━━━ Provided information ━━━
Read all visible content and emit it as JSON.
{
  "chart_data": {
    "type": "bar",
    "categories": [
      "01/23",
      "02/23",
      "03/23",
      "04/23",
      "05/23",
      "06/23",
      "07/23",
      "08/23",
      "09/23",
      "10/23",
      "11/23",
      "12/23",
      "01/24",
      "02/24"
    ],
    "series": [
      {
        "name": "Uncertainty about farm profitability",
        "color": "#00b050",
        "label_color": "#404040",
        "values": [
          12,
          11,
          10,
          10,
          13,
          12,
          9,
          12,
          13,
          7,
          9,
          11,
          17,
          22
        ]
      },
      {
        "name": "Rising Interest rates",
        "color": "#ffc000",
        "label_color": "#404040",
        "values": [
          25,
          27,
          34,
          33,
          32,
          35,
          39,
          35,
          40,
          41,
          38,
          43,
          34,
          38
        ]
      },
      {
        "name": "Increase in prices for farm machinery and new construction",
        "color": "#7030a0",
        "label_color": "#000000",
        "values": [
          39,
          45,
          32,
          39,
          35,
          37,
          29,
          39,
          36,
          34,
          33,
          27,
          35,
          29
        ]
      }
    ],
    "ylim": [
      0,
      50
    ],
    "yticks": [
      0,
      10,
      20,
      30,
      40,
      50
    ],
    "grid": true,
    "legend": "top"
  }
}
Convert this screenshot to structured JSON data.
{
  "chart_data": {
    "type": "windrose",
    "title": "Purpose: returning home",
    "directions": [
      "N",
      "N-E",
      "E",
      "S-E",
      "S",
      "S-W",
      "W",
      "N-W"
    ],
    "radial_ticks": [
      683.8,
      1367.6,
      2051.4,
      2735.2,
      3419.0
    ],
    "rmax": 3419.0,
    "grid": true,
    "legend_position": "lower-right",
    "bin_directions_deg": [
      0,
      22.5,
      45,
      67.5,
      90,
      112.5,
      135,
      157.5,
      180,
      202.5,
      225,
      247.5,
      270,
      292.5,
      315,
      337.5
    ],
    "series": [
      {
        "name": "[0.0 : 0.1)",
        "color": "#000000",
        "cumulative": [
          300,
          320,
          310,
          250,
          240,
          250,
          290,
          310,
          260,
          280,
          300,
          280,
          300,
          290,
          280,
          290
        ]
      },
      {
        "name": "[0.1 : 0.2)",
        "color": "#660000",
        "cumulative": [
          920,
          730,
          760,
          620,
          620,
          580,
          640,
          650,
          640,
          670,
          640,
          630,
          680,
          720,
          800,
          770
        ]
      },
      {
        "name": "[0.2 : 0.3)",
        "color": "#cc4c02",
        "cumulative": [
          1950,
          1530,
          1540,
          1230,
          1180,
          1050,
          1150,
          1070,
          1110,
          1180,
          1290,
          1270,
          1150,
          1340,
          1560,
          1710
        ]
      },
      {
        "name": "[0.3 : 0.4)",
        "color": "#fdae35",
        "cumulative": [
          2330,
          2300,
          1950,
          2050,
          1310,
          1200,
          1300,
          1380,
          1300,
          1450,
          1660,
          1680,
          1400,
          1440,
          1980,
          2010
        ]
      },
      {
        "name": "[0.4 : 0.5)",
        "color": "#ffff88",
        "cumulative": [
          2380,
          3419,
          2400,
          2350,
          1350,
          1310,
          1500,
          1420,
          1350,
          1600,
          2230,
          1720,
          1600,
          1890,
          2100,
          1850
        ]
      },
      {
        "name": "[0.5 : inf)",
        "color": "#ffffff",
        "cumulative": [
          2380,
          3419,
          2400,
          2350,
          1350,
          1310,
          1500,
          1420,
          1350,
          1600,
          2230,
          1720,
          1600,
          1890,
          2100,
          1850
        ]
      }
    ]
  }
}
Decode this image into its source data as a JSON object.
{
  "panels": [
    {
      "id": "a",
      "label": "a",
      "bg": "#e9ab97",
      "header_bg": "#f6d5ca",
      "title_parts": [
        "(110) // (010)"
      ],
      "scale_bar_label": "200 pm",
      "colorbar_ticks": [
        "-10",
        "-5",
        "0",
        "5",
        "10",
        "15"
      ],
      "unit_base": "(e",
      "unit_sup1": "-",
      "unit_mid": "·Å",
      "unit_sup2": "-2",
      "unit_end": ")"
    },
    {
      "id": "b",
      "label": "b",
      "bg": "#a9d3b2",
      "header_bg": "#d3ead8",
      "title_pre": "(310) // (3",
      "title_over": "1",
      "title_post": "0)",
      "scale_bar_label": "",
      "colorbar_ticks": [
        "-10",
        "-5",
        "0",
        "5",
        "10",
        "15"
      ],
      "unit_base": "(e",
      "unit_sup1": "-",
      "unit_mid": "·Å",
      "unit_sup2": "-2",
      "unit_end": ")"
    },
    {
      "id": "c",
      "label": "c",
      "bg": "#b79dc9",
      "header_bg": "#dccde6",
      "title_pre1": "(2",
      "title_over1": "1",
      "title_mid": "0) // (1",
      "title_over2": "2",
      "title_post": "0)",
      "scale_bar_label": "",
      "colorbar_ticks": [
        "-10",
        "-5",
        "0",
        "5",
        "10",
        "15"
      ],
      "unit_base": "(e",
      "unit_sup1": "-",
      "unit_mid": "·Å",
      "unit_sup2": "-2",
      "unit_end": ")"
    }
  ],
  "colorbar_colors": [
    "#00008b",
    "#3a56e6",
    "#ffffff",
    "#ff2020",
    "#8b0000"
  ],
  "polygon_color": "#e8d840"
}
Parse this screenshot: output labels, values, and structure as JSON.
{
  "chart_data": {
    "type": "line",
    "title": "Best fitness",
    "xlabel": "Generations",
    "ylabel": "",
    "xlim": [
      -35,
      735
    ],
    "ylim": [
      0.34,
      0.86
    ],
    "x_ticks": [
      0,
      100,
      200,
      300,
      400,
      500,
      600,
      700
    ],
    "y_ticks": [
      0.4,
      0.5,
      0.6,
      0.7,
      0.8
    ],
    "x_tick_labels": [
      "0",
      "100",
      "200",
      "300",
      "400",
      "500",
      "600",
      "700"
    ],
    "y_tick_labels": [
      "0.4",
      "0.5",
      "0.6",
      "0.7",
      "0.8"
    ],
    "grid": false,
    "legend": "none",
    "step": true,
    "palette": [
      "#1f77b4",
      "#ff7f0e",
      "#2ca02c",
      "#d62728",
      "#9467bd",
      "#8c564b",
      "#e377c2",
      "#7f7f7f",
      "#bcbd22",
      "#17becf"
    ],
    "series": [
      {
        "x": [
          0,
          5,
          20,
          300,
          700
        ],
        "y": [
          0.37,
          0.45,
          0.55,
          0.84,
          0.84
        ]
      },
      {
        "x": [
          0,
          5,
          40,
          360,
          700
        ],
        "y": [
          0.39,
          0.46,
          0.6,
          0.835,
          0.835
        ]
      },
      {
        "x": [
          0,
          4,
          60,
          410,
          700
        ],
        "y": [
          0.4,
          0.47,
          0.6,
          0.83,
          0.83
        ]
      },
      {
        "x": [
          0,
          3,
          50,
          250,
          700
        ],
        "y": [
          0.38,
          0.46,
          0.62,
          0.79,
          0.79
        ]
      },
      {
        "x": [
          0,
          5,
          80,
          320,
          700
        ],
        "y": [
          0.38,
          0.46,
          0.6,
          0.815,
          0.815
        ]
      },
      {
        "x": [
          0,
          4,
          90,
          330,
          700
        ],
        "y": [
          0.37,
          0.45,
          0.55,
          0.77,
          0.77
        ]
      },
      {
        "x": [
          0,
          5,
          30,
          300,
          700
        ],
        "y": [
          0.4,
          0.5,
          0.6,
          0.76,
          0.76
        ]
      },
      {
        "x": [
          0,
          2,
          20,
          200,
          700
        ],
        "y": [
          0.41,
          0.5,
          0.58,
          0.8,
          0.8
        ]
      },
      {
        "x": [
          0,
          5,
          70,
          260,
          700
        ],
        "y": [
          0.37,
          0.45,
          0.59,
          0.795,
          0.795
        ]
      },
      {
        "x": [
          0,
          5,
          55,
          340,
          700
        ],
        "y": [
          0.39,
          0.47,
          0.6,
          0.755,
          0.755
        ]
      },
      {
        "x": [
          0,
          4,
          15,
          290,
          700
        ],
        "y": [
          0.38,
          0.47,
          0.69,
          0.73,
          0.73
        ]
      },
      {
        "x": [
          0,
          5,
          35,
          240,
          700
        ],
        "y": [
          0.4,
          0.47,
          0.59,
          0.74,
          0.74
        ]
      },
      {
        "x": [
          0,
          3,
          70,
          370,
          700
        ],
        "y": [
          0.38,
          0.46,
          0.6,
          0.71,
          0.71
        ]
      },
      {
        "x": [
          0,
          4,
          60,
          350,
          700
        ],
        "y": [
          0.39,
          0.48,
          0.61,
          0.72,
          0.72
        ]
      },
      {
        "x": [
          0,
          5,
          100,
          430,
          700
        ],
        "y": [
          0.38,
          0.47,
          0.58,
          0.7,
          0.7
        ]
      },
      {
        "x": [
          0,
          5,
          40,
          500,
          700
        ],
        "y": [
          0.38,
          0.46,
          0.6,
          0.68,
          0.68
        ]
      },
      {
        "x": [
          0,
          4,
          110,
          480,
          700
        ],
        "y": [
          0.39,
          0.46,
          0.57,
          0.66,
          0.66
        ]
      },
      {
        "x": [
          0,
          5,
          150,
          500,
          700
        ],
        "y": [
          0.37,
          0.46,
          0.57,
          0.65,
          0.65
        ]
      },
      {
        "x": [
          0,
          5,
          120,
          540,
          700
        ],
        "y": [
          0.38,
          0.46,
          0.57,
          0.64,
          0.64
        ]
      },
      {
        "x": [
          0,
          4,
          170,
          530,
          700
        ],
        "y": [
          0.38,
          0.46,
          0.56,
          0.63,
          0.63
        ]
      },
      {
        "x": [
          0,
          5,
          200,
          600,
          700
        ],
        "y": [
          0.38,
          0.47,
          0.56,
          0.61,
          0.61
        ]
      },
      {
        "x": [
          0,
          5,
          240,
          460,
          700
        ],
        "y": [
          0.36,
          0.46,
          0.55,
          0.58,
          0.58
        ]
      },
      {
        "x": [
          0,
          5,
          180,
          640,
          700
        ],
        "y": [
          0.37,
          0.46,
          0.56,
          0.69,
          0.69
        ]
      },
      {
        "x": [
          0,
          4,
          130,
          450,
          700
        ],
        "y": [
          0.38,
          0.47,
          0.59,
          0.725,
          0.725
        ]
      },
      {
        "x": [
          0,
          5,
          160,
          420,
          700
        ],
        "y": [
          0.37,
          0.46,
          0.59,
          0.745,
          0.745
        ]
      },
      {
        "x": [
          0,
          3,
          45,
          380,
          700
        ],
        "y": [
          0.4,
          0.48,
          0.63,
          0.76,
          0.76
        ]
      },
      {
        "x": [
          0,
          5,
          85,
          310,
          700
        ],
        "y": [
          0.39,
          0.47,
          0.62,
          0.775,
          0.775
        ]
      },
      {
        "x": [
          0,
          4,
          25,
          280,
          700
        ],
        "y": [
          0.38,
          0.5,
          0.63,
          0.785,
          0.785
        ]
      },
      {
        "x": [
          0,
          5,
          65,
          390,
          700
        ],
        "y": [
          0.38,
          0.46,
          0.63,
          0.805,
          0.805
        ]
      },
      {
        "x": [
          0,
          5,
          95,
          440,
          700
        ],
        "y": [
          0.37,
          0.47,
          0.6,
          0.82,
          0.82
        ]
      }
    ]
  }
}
━━━
Brief:
Copy out each line of the entries that holds "screenshot".

Problem solution:
Convert this screenshot to structured JSON data.
Parse this screenshot: output labels, values, and structure as JSON.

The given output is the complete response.